• **Exercise brief**
Lay out the items from the start through the line containing "canada-border bbox=[610, 199, 931, 230]" as a Markdown table with the columns Row and Line, leaving out blank lines.
══ Records provided
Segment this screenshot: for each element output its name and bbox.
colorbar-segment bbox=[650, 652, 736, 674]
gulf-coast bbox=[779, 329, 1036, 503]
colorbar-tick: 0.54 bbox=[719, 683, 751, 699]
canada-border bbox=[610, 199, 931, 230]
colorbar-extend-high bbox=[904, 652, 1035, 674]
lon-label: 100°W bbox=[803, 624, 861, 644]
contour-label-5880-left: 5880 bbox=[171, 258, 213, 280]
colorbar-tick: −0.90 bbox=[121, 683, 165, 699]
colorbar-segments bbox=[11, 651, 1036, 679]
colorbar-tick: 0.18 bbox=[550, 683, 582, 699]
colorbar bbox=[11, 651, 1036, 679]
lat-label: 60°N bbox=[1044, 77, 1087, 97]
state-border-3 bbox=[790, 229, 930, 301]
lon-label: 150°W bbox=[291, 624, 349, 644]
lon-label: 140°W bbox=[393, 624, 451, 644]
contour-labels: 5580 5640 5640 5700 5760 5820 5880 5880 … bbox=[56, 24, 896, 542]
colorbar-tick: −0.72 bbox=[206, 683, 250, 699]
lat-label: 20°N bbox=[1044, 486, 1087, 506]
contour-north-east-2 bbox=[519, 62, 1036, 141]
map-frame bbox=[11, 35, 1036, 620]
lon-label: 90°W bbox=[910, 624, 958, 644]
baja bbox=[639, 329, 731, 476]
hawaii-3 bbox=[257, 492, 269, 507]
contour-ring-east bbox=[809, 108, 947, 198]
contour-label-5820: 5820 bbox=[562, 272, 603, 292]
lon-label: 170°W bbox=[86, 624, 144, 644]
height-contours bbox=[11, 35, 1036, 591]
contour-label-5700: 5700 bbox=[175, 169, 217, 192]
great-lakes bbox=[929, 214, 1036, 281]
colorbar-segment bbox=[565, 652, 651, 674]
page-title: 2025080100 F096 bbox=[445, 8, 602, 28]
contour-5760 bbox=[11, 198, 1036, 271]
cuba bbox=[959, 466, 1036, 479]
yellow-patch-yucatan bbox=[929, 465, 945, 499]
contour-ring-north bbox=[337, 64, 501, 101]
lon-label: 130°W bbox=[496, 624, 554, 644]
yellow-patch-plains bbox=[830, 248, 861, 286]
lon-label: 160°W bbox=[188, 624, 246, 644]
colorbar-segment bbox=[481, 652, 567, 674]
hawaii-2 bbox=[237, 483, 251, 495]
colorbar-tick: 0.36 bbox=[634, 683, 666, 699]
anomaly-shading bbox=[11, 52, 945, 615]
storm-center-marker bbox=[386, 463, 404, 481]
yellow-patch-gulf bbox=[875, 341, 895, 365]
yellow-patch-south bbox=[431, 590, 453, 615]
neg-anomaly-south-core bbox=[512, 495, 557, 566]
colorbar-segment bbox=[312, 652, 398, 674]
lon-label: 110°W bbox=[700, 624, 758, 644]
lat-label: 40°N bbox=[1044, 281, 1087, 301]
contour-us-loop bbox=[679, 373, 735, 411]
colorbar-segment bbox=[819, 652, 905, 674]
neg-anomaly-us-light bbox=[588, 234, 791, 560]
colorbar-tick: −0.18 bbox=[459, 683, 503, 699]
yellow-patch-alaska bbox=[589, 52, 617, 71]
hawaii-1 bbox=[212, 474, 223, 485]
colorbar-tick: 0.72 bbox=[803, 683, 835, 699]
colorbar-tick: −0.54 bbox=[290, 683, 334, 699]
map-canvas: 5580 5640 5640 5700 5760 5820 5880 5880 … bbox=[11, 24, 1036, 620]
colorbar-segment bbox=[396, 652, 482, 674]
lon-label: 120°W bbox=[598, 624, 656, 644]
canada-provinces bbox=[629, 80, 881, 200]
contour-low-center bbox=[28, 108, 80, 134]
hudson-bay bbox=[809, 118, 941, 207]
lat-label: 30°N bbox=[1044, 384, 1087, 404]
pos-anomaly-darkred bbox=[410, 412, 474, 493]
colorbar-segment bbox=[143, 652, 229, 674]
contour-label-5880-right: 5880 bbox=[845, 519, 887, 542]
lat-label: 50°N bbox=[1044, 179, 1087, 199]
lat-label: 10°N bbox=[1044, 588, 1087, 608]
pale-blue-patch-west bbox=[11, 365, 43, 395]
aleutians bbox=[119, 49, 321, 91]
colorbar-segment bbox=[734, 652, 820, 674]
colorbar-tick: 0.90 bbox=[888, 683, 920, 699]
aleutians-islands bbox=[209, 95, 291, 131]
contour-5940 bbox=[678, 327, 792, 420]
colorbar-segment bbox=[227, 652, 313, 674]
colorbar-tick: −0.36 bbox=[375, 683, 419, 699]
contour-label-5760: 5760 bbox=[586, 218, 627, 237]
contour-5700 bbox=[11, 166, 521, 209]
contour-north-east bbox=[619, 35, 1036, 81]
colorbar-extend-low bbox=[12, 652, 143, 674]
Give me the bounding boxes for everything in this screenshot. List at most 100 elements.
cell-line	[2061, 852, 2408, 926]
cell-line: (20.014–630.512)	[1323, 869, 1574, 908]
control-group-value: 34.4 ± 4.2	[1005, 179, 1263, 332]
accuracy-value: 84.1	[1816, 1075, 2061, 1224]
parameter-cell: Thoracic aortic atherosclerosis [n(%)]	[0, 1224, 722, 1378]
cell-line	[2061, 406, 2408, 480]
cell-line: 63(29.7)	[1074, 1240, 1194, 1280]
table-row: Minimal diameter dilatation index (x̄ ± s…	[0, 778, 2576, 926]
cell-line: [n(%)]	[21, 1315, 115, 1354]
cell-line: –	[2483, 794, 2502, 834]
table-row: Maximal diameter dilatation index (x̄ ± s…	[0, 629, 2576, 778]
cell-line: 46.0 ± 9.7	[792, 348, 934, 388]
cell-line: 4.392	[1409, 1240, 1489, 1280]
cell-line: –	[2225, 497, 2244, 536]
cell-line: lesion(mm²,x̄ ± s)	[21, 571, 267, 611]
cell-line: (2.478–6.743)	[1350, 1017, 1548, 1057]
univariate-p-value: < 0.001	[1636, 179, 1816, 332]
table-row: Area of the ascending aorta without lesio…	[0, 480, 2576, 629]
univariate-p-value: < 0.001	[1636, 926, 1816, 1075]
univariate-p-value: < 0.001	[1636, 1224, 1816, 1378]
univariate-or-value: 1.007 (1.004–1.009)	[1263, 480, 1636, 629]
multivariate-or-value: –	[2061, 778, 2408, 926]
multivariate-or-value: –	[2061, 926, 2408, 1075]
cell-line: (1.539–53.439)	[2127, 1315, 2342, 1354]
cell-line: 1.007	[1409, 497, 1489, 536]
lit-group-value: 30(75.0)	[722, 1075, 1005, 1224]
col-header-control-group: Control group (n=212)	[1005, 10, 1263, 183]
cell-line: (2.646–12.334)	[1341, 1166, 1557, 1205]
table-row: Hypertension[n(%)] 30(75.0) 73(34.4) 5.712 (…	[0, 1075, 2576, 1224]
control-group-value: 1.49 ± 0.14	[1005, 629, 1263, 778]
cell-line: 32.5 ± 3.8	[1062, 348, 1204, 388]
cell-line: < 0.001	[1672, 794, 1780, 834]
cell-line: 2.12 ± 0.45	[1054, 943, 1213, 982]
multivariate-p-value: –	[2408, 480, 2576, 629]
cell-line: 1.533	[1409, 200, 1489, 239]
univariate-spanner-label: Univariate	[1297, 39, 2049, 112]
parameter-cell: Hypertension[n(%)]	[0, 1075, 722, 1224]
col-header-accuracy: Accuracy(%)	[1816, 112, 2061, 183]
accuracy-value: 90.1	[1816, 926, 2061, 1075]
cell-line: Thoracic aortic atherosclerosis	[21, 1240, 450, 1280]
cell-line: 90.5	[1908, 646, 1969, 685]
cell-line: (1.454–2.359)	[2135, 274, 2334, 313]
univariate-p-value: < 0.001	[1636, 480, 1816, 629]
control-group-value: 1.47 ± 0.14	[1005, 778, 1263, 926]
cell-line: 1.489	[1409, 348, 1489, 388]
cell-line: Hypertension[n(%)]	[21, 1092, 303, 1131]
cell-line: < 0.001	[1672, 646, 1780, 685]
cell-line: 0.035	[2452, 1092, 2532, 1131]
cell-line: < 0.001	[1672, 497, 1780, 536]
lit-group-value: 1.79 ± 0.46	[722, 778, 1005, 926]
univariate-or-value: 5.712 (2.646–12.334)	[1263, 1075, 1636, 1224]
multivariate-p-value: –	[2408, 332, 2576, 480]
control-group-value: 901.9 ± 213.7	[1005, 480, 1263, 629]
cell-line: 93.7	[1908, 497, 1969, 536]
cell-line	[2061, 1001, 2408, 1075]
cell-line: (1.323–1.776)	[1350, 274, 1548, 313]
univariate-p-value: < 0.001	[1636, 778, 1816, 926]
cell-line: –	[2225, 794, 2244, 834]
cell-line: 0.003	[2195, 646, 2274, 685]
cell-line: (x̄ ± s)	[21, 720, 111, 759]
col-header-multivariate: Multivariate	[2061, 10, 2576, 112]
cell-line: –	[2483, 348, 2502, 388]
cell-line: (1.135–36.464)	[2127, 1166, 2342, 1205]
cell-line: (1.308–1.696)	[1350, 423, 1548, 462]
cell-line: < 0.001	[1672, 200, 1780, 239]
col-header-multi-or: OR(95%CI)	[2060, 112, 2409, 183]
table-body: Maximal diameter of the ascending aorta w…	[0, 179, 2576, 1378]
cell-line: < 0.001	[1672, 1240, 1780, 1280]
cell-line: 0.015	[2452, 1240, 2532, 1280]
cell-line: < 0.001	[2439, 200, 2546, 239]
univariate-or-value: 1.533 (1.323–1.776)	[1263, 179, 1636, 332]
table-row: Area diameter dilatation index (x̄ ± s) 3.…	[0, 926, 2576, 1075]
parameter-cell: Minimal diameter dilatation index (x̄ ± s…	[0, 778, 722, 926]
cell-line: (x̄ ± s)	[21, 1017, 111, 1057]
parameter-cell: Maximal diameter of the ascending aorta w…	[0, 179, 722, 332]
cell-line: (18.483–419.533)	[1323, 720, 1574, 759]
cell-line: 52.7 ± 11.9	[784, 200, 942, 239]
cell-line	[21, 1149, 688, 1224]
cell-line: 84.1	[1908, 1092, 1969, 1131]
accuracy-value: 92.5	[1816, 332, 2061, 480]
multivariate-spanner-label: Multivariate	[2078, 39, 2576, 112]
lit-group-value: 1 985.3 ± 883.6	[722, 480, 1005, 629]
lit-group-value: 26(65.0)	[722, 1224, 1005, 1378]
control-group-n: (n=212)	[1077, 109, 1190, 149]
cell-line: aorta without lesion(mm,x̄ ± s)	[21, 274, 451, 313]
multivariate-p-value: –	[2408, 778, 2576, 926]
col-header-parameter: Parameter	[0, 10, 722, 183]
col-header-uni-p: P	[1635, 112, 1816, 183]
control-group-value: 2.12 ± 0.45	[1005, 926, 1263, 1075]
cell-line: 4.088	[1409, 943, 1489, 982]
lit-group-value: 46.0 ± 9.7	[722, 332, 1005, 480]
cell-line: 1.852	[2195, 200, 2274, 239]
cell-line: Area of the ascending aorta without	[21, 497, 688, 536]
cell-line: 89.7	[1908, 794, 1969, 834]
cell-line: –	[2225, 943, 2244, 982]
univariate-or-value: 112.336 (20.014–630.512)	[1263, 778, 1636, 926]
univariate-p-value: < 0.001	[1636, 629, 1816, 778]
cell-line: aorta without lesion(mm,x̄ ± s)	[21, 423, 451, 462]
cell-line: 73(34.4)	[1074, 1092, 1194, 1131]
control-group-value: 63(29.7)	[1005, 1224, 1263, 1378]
════
• **Written solution**
| Row | Line |
|---|---|
| 1 | Segment this screenshot: for each element output its name and bbox. |
| 2 | colorbar-segment bbox=[650, 652, 736, 674] |
| 3 | gulf-coast bbox=[779, 329, 1036, 503] |
| 4 | colorbar-tick: 0.54 bbox=[719, 683, 751, 699] |
| 5 | canada-border bbox=[610, 199, 931, 230] |